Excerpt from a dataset
--

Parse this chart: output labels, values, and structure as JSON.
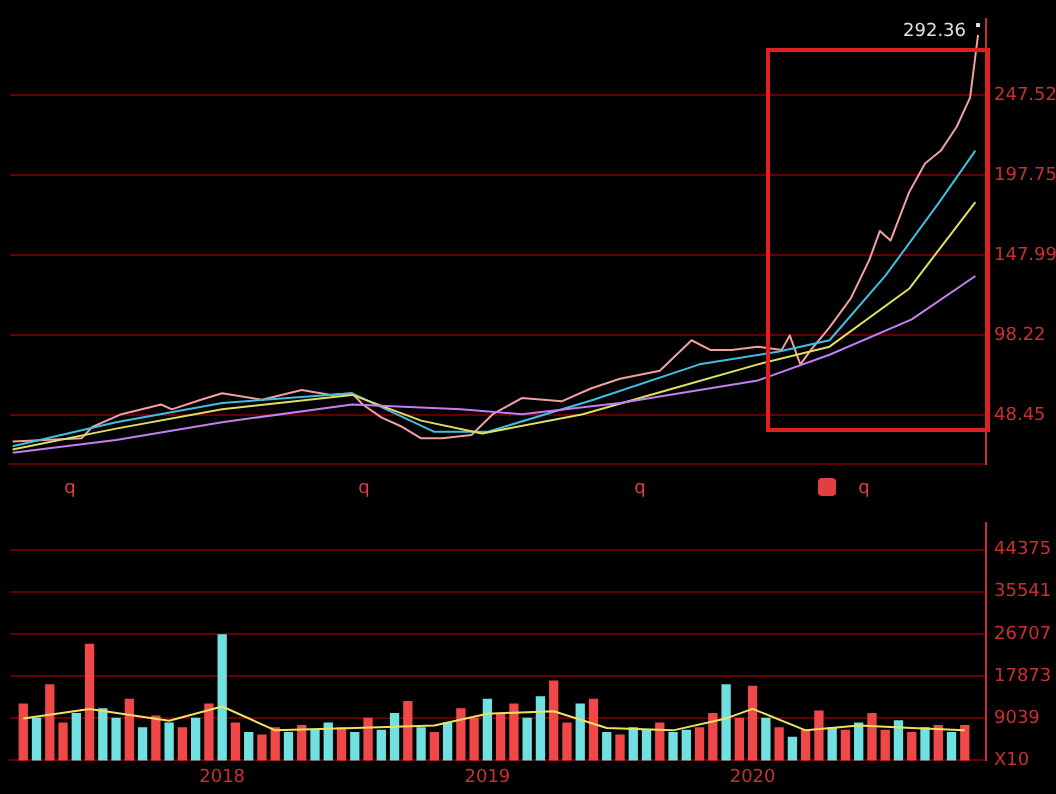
{
  "chart_data": [
    {
      "type": "line",
      "xlim": [
        2017.2,
        2020.88
      ],
      "xticks": [
        2018,
        2019,
        2020
      ],
      "ylim": [
        18,
        295
      ],
      "yticks": [
        48.45,
        98.22,
        147.99,
        197.75,
        247.52
      ],
      "grid": "y",
      "tick_labels": "y",
      "annotations": [
        {
          "text": "292.36",
          "x": 2020.85,
          "y": 292.36
        },
        "q",
        "q",
        "q",
        "q"
      ],
      "series": [
        {
          "color": "#c080f0",
          "x": [
            2017.21,
            2017.6,
            2018.0,
            2018.49,
            2018.9,
            2019.13,
            2019.5,
            2020.02,
            2020.29,
            2020.6,
            2020.84
          ],
          "values": [
            25,
            33,
            44,
            55,
            52,
            49,
            56,
            70,
            86,
            108,
            135
          ]
        },
        {
          "color": "#e0e060",
          "x": [
            2017.21,
            2017.6,
            2018.0,
            2018.49,
            2018.75,
            2018.98,
            2019.36,
            2019.7,
            2020.02,
            2020.29,
            2020.59,
            2020.84
          ],
          "values": [
            27,
            40,
            52,
            61,
            45,
            37,
            49,
            65,
            80,
            91,
            127,
            181
          ]
        },
        {
          "color": "#40c0e0",
          "x": [
            2017.21,
            2017.6,
            2018.0,
            2018.49,
            2018.8,
            2019.0,
            2019.4,
            2019.8,
            2020.1,
            2020.29,
            2020.5,
            2020.7,
            2020.84
          ],
          "values": [
            29,
            44,
            56,
            62,
            38,
            38,
            58,
            80,
            88,
            95,
            135,
            180,
            213
          ]
        },
        {
          "color": "#f0a0a0",
          "x": [
            2017.21,
            2017.47,
            2017.51,
            2017.62,
            2017.77,
            2017.81,
            2017.92,
            2018.0,
            2018.15,
            2018.3,
            2018.41,
            2018.49,
            2018.53,
            2018.6,
            2018.68,
            2018.75,
            2018.83,
            2018.94,
            2019.02,
            2019.13,
            2019.28,
            2019.39,
            2019.5,
            2019.65,
            2019.77,
            2019.84,
            2019.92,
            2020.02,
            2020.11,
            2020.14,
            2020.18,
            2020.22,
            2020.29,
            2020.37,
            2020.44,
            2020.48,
            2020.52,
            2020.59,
            2020.65,
            2020.71,
            2020.77,
            2020.82,
            2020.85
          ],
          "values": [
            32,
            34,
            41,
            49,
            55,
            52,
            58,
            62,
            58,
            64,
            61,
            62,
            55,
            47,
            41,
            34,
            34,
            36,
            49,
            59,
            57,
            65,
            71,
            76,
            95,
            89,
            89,
            91,
            89,
            98,
            80,
            89,
            103,
            121,
            145,
            163,
            157,
            187,
            205,
            213,
            228,
            246,
            285
          ]
        }
      ]
    },
    {
      "type": "bar",
      "xlim": [
        2017.2,
        2020.88
      ],
      "xticks": [
        2018,
        2019,
        2020
      ],
      "ylim": [
        205,
        50000
      ],
      "yticks": [
        {
          "value": 205,
          "label": "X10"
        },
        9039,
        17873,
        26707,
        35541,
        44375
      ],
      "grid": "y",
      "series": [
        {
          "x": [
            2017.25,
            2017.3,
            2017.35,
            2017.4,
            2017.45,
            2017.5,
            2017.55,
            2017.6,
            2017.65,
            2017.7,
            2017.75,
            2017.8,
            2017.85,
            2017.9,
            2017.95,
            2018.0,
            2018.05,
            2018.1,
            2018.15,
            2018.2,
            2018.25,
            2018.3,
            2018.35,
            2018.4,
            2018.45,
            2018.5,
            2018.55,
            2018.6,
            2018.65,
            2018.7,
            2018.75,
            2018.8,
            2018.85,
            2018.9,
            2018.95,
            2019.0,
            2019.05,
            2019.1,
            2019.15,
            2019.2,
            2019.25,
            2019.3,
            2019.35,
            2019.4,
            2019.45,
            2019.5,
            2019.55,
            2019.6,
            2019.65,
            2019.7,
            2019.75,
            2019.8,
            2019.85,
            2019.9,
            2019.95,
            2020.0,
            2020.05,
            2020.1,
            2020.15,
            2020.2,
            2020.25,
            2020.3,
            2020.35,
            2020.4,
            2020.45,
            2020.5,
            2020.55,
            2020.6,
            2020.65,
            2020.7,
            2020.75,
            2020.8
          ],
          "values": [
            12000,
            9000,
            16000,
            8000,
            10000,
            24500,
            11000,
            9000,
            13000,
            7000,
            9500,
            8000,
            7000,
            9000,
            12000,
            26500,
            8000,
            6000,
            5500,
            7000,
            6000,
            7500,
            6500,
            8000,
            7000,
            6000,
            9000,
            6500,
            10000,
            12500,
            7000,
            6000,
            8000,
            11000,
            9000,
            13000,
            10000,
            12000,
            9000,
            13500,
            16800,
            8000,
            12000,
            13000,
            6000,
            5500,
            7000,
            6500,
            8000,
            6000,
            6500,
            7000,
            10000,
            16000,
            9000,
            15700,
            9000,
            7000,
            5000,
            6500,
            10500,
            7000,
            6500,
            8000,
            10000,
            6500,
            8500,
            6000,
            7000,
            7500,
            6000,
            7500
          ],
          "colors": [
            "#f04848",
            "#70e0e0",
            "#f04848",
            "#f04848",
            "#70e0e0",
            "#f04848",
            "#70e0e0",
            "#70e0e0",
            "#f04848",
            "#70e0e0",
            "#f04848",
            "#70e0e0",
            "#f04848",
            "#70e0e0",
            "#f04848",
            "#70e0e0",
            "#f04848",
            "#70e0e0",
            "#f04848",
            "#f04848",
            "#70e0e0",
            "#f04848",
            "#70e0e0",
            "#70e0e0",
            "#f04848",
            "#70e0e0",
            "#f04848",
            "#70e0e0",
            "#70e0e0",
            "#f04848",
            "#70e0e0",
            "#f04848",
            "#70e0e0",
            "#f04848",
            "#f04848",
            "#70e0e0",
            "#f04848",
            "#f04848",
            "#70e0e0",
            "#70e0e0",
            "#f04848",
            "#f04848",
            "#70e0e0",
            "#f04848",
            "#70e0e0",
            "#f04848",
            "#70e0e0",
            "#70e0e0",
            "#f04848",
            "#70e0e0",
            "#70e0e0",
            "#f04848",
            "#f04848",
            "#70e0e0",
            "#f04848",
            "#f04848",
            "#70e0e0",
            "#f04848",
            "#70e0e0",
            "#f04848",
            "#f04848",
            "#70e0e0",
            "#f04848",
            "#70e0e0",
            "#f04848",
            "#f04848",
            "#70e0e0",
            "#f04848",
            "#70e0e0",
            "#f04848",
            "#70e0e0",
            "#f04848"
          ]
        },
        {
          "type": "line",
          "color": "#f0e060",
          "x": [
            2017.25,
            2017.5,
            2017.8,
            2018.0,
            2018.2,
            2018.5,
            2018.8,
            2019.0,
            2019.25,
            2019.45,
            2019.7,
            2019.9,
            2020.0,
            2020.2,
            2020.4,
            2020.6,
            2020.8
          ],
          "values": [
            9000,
            11000,
            8500,
            11500,
            6500,
            7000,
            7500,
            10000,
            10500,
            7000,
            6500,
            9000,
            11000,
            6500,
            7500,
            7000,
            6500
          ]
        }
      ]
    }
  ]
}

--

→ Requirements
Restate the records above in full, word for word. Keep pictures out.

→ Reply to the exercise
Parse this chart: output labels, values, and structure as JSON.
{
  "chart_data": [
    {
      "type": "line",
      "xlim": [
        2017.2,
        2020.88
      ],
      "xticks": [
        2018,
        2019,
        2020
      ],
      "ylim": [
        18,
        295
      ],
      "yticks": [
        48.45,
        98.22,
        147.99,
        197.75,
        247.52
      ],
      "grid": "y",
      "tick_labels": "y",
      "annotations": [
        {
          "text": "292.36",
          "x": 2020.85,
          "y": 292.36
        },
        "q",
        "q",
        "q",
        "q"
      ],
      "series": [
        {
          "color": "#c080f0",
          "x": [
            2017.21,
            2017.6,
            2018.0,
            2018.49,
            2018.9,
            2019.13,
            2019.5,
            2020.02,
            2020.29,
            2020.6,
            2020.84
          ],
          "values": [
            25,
            33,
            44,
            55,
            52,
            49,
            56,
            70,
            86,
            108,
            135
          ]
        },
        {
          "color": "#e0e060",
          "x": [
            2017.21,
            2017.6,
            2018.0,
            2018.49,
            2018.75,
            2018.98,
            2019.36,
            2019.7,
            2020.02,
            2020.29,
            2020.59,
            2020.84
          ],
          "values": [
            27,
            40,
            52,
            61,
            45,
            37,
            49,
            65,
            80,
            91,
            127,
            181
          ]
        },
        {
          "color": "#40c0e0",
          "x": [
            2017.21,
            2017.6,
            2018.0,
            2018.49,
            2018.8,
            2019.0,
            2019.4,
            2019.8,
            2020.1,
            2020.29,
            2020.5,
            2020.7,
            2020.84
          ],
          "values": [
            29,
            44,
            56,
            62,
            38,
            38,
            58,
            80,
            88,
            95,
            135,
            180,
            213
          ]
        },
        {
          "color": "#f0a0a0",
          "x": [
            2017.21,
            2017.47,
            2017.51,
            2017.62,
            2017.77,
            2017.81,
            2017.92,
            2018.0,
            2018.15,
            2018.3,
            2018.41,
            2018.49,
            2018.53,
            2018.6,
            2018.68,
            2018.75,
            2018.83,
            2018.94,
            2019.02,
            2019.13,
            2019.28,
            2019.39,
            2019.5,
            2019.65,
            2019.77,
            2019.84,
            2019.92,
            2020.02,
            2020.11,
            2020.14,
            2020.18,
            2020.22,
            2020.29,
            2020.37,
            2020.44,
            2020.48,
            2020.52,
            2020.59,
            2020.65,
            2020.71,
            2020.77,
            2020.82,
            2020.85
          ],
          "values": [
            32,
            34,
            41,
            49,
            55,
            52,
            58,
            62,
            58,
            64,
            61,
            62,
            55,
            47,
            41,
            34,
            34,
            36,
            49,
            59,
            57,
            65,
            71,
            76,
            95,
            89,
            89,
            91,
            89,
            98,
            80,
            89,
            103,
            121,
            145,
            163,
            157,
            187,
            205,
            213,
            228,
            246,
            285
          ]
        }
      ]
    },
    {
      "type": "bar",
      "xlim": [
        2017.2,
        2020.88
      ],
      "xticks": [
        2018,
        2019,
        2020
      ],
      "ylim": [
        205,
        50000
      ],
      "yticks": [
        {
          "value": 205,
          "label": "X10"
        },
        9039,
        17873,
        26707,
        35541,
        44375
      ],
      "grid": "y",
      "series": [
        {
          "x": [
            2017.25,
            2017.3,
            2017.35,
            2017.4,
            2017.45,
            2017.5,
            2017.55,
            2017.6,
            2017.65,
            2017.7,
            2017.75,
            2017.8,
            2017.85,
            2017.9,
            2017.95,
            2018.0,
            2018.05,
            2018.1,
            2018.15,
            2018.2,
            2018.25,
            2018.3,
            2018.35,
            2018.4,
            2018.45,
            2018.5,
            2018.55,
            2018.6,
            2018.65,
            2018.7,
            2018.75,
            2018.8,
            2018.85,
            2018.9,
            2018.95,
            2019.0,
            2019.05,
            2019.1,
            2019.15,
            2019.2,
            2019.25,
            2019.3,
            2019.35,
            2019.4,
            2019.45,
            2019.5,
            2019.55,
            2019.6,
            2019.65,
            2019.7,
            2019.75,
            2019.8,
            2019.85,
            2019.9,
            2019.95,
            2020.0,
            2020.05,
            2020.1,
            2020.15,
            2020.2,
            2020.25,
            2020.3,
            2020.35,
            2020.4,
            2020.45,
            2020.5,
            2020.55,
            2020.6,
            2020.65,
            2020.7,
            2020.75,
            2020.8
          ],
          "values": [
            12000,
            9000,
            16000,
            8000,
            10000,
            24500,
            11000,
            9000,
            13000,
            7000,
            9500,
            8000,
            7000,
            9000,
            12000,
            26500,
            8000,
            6000,
            5500,
            7000,
            6000,
            7500,
            6500,
            8000,
            7000,
            6000,
            9000,
            6500,
            10000,
            12500,
            7000,
            6000,
            8000,
            11000,
            9000,
            13000,
            10000,
            12000,
            9000,
            13500,
            16800,
            8000,
            12000,
            13000,
            6000,
            5500,
            7000,
            6500,
            8000,
            6000,
            6500,
            7000,
            10000,
            16000,
            9000,
            15700,
            9000,
            7000,
            5000,
            6500,
            10500,
            7000,
            6500,
            8000,
            10000,
            6500,
            8500,
            6000,
            7000,
            7500,
            6000,
            7500
          ],
          "colors": [
            "#f04848",
            "#70e0e0",
            "#f04848",
            "#f04848",
            "#70e0e0",
            "#f04848",
            "#70e0e0",
            "#70e0e0",
            "#f04848",
            "#70e0e0",
            "#f04848",
            "#70e0e0",
            "#f04848",
            "#70e0e0",
            "#f04848",
            "#70e0e0",
            "#f04848",
            "#70e0e0",
            "#f04848",
            "#f04848",
            "#70e0e0",
            "#f04848",
            "#70e0e0",
            "#70e0e0",
            "#f04848",
            "#70e0e0",
            "#f04848",
            "#70e0e0",
            "#70e0e0",
            "#f04848",
            "#70e0e0",
            "#f04848",
            "#70e0e0",
            "#f04848",
            "#f04848",
            "#70e0e0",
            "#f04848",
            "#f04848",
            "#70e0e0",
            "#70e0e0",
            "#f04848",
            "#f04848",
            "#70e0e0",
            "#f04848",
            "#70e0e0",
            "#f04848",
            "#70e0e0",
            "#70e0e0",
            "#f04848",
            "#70e0e0",
            "#70e0e0",
            "#f04848",
            "#f04848",
            "#70e0e0",
            "#f04848",
            "#f04848",
            "#70e0e0",
            "#f04848",
            "#70e0e0",
            "#f04848",
            "#f04848",
            "#70e0e0",
            "#f04848",
            "#70e0e0",
            "#f04848",
            "#f04848",
            "#70e0e0",
            "#f04848",
            "#70e0e0",
            "#f04848",
            "#70e0e0",
            "#f04848"
          ]
        },
        {
          "type": "line",
          "color": "#f0e060",
          "x": [
            2017.25,
            2017.5,
            2017.8,
            2018.0,
            2018.2,
            2018.5,
            2018.8,
            2019.0,
            2019.25,
            2019.45,
            2019.7,
            2019.9,
            2020.0,
            2020.2,
            2020.4,
            2020.6,
            2020.8
          ],
          "values": [
            9000,
            11000,
            8500,
            11500,
            6500,
            7000,
            7500,
            10000,
            10500,
            7000,
            6500,
            9000,
            11000,
            6500,
            7500,
            7000,
            6500
          ]
        }
      ]
    }
  ]
}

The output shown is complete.